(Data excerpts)
· · · ·

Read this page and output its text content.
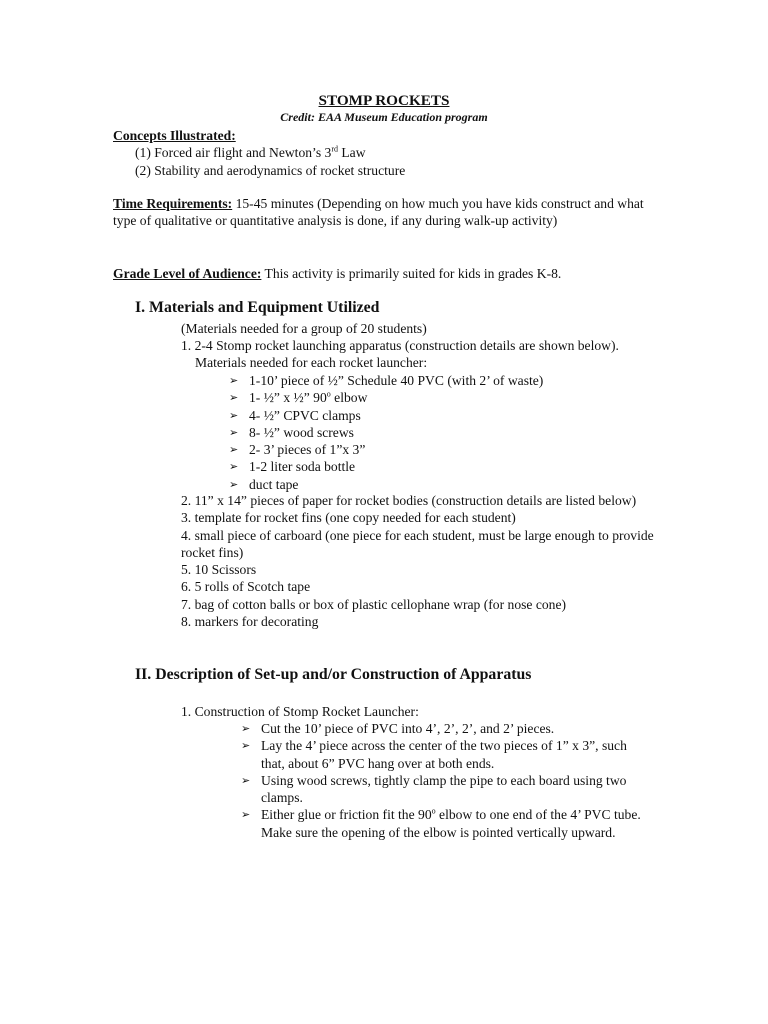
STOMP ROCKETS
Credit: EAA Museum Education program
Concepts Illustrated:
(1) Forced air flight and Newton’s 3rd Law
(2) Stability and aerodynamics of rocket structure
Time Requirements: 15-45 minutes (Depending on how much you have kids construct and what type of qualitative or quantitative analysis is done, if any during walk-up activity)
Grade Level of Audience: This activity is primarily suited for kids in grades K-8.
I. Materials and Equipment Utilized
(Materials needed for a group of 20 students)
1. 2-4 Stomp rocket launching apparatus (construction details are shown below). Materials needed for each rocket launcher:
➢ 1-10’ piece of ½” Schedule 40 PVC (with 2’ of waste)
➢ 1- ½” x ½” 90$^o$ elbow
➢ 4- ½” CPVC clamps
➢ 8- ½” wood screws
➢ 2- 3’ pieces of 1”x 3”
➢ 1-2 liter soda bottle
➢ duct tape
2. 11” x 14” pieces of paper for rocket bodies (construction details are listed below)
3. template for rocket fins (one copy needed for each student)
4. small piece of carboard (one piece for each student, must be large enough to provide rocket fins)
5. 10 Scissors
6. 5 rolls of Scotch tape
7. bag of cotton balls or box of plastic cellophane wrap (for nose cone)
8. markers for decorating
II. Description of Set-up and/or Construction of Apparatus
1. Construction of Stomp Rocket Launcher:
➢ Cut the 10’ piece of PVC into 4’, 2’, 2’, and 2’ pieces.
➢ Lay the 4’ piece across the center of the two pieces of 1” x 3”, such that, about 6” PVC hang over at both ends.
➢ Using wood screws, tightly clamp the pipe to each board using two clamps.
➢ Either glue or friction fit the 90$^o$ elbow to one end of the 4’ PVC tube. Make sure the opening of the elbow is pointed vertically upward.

· · · ·

*Exercise directions:* How many lines in the data contain the string "kids"? Respond with the number only.

*Result of this exercise:* 2